• **Records from a data collection**:
**********
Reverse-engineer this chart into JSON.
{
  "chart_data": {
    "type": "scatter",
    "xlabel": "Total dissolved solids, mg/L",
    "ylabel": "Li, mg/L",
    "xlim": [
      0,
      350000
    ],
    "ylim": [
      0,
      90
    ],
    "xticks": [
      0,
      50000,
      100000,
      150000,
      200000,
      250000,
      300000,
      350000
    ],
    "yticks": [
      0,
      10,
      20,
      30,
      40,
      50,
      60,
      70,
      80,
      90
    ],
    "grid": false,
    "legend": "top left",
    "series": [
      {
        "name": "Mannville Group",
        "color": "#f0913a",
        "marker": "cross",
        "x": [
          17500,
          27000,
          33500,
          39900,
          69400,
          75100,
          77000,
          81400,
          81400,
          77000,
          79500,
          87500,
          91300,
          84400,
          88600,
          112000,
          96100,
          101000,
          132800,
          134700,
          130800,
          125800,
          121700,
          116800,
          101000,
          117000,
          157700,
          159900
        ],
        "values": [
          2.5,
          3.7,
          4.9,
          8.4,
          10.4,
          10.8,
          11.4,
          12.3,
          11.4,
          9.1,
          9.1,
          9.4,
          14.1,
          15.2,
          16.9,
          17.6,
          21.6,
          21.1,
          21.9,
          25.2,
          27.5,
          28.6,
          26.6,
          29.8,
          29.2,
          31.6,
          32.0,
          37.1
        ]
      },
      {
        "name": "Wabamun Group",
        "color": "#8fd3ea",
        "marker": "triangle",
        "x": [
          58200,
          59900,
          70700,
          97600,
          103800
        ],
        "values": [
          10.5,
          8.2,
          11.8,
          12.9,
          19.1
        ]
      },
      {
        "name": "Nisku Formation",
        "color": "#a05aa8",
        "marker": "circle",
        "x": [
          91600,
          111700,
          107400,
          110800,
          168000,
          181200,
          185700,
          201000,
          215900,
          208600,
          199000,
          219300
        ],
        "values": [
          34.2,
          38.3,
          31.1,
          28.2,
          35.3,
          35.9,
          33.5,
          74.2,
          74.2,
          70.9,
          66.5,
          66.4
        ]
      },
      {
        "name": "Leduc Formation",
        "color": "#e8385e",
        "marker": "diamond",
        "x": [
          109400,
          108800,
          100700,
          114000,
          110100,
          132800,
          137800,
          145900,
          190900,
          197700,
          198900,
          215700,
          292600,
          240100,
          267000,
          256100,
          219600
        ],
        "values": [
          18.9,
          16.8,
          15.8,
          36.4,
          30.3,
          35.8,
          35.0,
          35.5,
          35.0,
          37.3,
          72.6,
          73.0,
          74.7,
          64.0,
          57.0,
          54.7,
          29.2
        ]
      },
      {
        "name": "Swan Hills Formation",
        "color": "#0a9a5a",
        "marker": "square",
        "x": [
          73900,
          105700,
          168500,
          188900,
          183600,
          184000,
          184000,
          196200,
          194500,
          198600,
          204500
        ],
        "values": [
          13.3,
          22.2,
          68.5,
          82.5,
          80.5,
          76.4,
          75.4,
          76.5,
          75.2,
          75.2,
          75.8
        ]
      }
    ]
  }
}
**********
• **WHAT THE TASK REQUIRES**:
Filter the entries above down to the lines containing the word "Formation".

• **THE ANSWER**:
        "name": "Nisku Formation",
        "name": "Leduc Formation",
        "name": "Swan Hills Formation",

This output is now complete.